_Aim of the task_.
Copy the rows from the very first one through the line that contains "x-tick-label-1990: 1990 [459, 668, 499, 708]", renaming "x-tick-label" as "x-axis-label" and leaving everything else untouched.

-- START OF Entries provided --

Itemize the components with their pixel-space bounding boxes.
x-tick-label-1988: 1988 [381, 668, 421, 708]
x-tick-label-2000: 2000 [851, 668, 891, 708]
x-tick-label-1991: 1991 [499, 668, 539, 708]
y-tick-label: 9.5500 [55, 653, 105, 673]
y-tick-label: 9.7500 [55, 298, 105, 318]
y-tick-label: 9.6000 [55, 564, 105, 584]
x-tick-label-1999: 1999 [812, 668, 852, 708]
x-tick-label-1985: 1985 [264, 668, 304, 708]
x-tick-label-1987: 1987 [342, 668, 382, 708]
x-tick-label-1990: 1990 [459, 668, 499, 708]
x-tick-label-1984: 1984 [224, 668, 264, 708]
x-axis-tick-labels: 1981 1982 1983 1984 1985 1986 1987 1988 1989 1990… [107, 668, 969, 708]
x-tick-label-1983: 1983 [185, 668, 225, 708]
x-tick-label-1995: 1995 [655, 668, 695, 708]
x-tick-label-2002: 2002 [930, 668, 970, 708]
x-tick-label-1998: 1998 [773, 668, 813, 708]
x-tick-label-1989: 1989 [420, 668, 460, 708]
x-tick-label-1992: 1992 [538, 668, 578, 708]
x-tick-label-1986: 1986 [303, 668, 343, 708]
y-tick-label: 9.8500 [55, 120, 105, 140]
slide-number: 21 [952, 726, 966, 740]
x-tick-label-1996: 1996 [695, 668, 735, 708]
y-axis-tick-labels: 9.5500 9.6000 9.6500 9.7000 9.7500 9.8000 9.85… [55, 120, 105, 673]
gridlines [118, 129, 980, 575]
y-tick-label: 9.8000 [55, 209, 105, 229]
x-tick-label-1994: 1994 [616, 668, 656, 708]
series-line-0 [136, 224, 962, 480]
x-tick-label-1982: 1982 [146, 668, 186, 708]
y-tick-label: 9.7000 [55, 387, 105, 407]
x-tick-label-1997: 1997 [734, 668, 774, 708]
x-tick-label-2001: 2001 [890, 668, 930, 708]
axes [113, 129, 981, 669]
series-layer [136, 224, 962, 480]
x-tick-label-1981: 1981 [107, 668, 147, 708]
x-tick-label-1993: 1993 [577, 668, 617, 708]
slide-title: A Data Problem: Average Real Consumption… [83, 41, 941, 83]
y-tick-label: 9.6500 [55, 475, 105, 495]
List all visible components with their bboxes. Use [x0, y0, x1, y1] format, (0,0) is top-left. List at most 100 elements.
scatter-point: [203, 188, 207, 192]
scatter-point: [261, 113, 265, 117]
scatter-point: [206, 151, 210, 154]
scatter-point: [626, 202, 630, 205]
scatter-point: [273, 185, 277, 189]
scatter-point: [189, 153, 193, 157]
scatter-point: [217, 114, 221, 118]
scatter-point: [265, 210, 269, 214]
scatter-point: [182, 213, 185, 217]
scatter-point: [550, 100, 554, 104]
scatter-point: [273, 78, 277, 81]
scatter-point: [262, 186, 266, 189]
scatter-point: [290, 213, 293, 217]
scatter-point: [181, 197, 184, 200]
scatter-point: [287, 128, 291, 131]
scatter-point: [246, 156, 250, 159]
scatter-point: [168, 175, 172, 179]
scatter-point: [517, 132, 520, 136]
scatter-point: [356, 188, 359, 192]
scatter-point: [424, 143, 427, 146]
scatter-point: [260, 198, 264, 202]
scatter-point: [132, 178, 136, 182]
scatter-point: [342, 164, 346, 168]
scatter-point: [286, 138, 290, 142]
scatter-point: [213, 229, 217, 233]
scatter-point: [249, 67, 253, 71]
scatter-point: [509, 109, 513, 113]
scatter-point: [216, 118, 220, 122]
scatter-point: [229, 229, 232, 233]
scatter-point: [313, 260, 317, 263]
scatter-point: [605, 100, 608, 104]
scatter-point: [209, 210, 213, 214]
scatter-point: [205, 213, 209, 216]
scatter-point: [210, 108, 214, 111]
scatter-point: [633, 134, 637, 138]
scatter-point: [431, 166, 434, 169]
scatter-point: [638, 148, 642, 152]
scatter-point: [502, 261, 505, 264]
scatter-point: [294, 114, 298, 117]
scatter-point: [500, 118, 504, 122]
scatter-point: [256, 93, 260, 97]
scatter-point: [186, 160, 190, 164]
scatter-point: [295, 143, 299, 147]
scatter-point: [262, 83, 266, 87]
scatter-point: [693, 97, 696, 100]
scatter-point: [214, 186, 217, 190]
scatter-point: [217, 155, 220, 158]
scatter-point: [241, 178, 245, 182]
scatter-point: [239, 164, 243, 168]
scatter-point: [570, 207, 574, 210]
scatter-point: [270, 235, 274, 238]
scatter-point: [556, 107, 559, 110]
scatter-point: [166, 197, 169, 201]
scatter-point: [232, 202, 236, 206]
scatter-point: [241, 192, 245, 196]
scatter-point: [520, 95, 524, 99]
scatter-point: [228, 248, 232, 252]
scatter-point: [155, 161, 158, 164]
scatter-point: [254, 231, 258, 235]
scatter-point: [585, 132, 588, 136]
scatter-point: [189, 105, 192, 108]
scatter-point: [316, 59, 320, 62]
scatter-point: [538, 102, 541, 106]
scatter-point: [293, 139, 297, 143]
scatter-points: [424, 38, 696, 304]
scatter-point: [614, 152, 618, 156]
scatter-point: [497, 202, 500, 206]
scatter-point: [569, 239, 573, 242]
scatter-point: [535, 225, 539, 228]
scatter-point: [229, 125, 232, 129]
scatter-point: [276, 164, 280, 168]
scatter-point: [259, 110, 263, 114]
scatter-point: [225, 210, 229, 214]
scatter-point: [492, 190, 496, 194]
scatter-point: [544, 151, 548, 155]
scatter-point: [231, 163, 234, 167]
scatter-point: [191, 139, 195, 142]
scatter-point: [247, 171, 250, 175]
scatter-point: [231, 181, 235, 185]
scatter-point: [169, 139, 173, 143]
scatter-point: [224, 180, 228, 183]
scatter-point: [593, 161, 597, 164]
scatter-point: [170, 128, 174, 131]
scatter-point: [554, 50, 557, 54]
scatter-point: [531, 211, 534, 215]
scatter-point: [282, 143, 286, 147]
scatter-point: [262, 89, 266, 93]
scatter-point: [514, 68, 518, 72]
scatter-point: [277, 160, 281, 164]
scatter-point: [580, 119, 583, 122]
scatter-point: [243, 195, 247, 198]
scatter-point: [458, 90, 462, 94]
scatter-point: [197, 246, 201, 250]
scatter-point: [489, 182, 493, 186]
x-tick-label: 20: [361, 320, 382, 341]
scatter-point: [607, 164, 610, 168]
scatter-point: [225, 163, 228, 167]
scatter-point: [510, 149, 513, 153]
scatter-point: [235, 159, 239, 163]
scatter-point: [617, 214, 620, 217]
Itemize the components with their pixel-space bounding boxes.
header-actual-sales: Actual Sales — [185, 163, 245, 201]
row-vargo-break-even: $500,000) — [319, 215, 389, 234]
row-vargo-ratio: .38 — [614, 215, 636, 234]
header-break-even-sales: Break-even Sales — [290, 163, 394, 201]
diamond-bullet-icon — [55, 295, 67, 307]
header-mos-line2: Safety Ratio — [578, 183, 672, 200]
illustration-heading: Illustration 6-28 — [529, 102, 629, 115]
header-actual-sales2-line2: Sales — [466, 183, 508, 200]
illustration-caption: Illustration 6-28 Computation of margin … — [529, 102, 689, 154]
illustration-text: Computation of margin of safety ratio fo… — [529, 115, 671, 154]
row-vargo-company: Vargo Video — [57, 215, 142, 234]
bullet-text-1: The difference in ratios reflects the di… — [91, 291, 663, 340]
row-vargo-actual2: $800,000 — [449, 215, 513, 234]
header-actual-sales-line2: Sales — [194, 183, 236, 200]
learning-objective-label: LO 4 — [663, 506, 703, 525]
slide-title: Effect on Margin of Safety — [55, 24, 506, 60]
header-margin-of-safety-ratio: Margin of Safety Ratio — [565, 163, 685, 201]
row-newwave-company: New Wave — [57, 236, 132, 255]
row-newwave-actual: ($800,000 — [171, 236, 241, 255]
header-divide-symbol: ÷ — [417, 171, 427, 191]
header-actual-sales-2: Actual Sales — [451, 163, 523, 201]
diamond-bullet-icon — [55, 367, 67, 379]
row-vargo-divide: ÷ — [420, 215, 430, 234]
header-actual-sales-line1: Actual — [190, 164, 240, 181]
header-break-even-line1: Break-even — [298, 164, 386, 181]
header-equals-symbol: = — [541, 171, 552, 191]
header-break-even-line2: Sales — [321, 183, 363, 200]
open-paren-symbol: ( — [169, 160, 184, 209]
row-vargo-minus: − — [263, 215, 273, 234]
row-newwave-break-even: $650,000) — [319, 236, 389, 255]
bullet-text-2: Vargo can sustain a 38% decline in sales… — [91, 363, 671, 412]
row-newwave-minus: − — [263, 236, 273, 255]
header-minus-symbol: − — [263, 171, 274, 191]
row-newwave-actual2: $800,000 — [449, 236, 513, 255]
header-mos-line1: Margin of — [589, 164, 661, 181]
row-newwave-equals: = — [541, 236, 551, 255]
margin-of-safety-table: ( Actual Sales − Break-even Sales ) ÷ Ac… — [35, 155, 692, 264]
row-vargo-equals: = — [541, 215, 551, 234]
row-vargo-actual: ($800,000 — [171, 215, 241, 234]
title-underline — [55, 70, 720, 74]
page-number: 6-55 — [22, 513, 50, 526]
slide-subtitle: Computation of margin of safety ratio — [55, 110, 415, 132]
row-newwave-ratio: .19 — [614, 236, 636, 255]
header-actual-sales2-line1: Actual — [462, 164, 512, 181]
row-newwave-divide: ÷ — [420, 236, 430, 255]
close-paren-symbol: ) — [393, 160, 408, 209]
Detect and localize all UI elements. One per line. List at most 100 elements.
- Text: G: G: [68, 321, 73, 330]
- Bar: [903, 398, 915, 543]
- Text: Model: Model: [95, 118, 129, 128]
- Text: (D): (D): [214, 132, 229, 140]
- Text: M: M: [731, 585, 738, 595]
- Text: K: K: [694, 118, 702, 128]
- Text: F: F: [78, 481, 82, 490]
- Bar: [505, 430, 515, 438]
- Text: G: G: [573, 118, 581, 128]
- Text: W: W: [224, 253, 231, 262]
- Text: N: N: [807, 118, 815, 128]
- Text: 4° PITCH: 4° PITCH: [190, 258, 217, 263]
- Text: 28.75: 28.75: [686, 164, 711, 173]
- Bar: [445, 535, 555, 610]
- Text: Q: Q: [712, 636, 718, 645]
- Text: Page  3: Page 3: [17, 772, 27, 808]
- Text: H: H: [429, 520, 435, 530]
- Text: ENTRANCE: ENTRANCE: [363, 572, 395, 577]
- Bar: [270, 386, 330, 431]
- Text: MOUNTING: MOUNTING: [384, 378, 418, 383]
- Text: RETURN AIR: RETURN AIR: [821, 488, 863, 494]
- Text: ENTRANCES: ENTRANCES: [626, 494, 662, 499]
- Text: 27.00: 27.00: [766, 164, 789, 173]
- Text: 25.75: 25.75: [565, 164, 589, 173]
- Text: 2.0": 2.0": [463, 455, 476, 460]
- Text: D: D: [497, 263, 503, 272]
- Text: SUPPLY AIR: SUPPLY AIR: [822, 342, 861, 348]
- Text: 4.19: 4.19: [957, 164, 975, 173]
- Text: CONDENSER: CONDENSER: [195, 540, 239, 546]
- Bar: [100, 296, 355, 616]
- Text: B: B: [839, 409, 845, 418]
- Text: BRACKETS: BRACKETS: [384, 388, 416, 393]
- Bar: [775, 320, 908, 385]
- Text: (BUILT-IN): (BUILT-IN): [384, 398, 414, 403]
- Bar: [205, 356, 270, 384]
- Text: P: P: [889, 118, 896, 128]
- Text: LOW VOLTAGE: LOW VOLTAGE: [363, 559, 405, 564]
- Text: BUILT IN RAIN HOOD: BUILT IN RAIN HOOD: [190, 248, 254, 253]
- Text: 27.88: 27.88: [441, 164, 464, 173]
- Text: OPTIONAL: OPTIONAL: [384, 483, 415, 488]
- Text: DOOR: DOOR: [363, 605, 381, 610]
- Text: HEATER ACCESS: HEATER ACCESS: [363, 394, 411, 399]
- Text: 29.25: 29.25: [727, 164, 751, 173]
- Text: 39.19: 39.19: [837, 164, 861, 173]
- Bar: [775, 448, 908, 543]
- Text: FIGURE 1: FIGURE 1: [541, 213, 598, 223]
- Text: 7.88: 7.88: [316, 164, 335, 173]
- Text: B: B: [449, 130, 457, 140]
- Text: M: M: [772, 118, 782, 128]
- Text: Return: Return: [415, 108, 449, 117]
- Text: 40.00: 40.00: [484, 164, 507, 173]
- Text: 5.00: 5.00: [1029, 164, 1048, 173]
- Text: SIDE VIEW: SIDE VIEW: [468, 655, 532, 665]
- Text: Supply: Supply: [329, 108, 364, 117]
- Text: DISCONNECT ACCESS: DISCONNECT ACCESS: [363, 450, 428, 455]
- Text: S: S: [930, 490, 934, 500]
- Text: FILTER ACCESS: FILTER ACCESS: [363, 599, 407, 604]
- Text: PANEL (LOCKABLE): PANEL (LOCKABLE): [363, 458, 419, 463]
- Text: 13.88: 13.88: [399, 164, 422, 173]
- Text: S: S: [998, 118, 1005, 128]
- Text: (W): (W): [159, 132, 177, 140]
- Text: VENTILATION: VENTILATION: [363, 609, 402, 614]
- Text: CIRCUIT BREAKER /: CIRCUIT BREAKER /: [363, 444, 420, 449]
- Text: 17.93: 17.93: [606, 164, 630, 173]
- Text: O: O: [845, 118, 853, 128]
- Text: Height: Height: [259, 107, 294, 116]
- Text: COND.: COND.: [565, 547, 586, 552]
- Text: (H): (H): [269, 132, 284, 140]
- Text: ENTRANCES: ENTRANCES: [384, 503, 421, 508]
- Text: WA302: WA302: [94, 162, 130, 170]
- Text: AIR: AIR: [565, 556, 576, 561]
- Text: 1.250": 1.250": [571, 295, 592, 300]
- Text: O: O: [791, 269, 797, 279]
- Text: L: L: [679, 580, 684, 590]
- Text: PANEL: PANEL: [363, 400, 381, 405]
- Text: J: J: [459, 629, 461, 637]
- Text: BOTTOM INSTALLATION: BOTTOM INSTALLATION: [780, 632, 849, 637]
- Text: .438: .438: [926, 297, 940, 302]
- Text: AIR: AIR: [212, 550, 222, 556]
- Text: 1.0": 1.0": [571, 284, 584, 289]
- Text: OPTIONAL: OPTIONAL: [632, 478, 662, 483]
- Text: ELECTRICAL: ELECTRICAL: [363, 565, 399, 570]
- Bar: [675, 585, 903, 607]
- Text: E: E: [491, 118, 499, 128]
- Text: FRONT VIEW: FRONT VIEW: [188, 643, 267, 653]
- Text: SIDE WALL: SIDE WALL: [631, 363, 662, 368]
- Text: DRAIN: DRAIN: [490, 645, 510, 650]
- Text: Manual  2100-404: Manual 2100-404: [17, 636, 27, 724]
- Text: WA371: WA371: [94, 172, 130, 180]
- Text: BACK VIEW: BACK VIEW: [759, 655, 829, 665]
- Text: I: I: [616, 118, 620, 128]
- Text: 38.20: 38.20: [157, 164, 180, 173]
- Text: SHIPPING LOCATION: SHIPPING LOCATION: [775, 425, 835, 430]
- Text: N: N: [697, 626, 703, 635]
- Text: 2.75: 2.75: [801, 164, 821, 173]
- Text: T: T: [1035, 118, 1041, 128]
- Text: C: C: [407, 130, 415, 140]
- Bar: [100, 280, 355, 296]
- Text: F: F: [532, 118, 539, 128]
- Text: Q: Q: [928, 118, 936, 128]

-- END OF Entries provided --

_Reply to the task_.
Itemize the components with their pixel-space bounding boxes.
x-axis-label-1988: 1988 [381, 668, 421, 708]
x-axis-label-2000: 2000 [851, 668, 891, 708]
x-axis-label-1991: 1991 [499, 668, 539, 708]
y-tick-label: 9.5500 [55, 653, 105, 673]
y-tick-label: 9.7500 [55, 298, 105, 318]
y-tick-label: 9.6000 [55, 564, 105, 584]
x-axis-label-1999: 1999 [812, 668, 852, 708]
x-axis-label-1985: 1985 [264, 668, 304, 708]
x-axis-label-1987: 1987 [342, 668, 382, 708]
x-axis-label-1990: 1990 [459, 668, 499, 708]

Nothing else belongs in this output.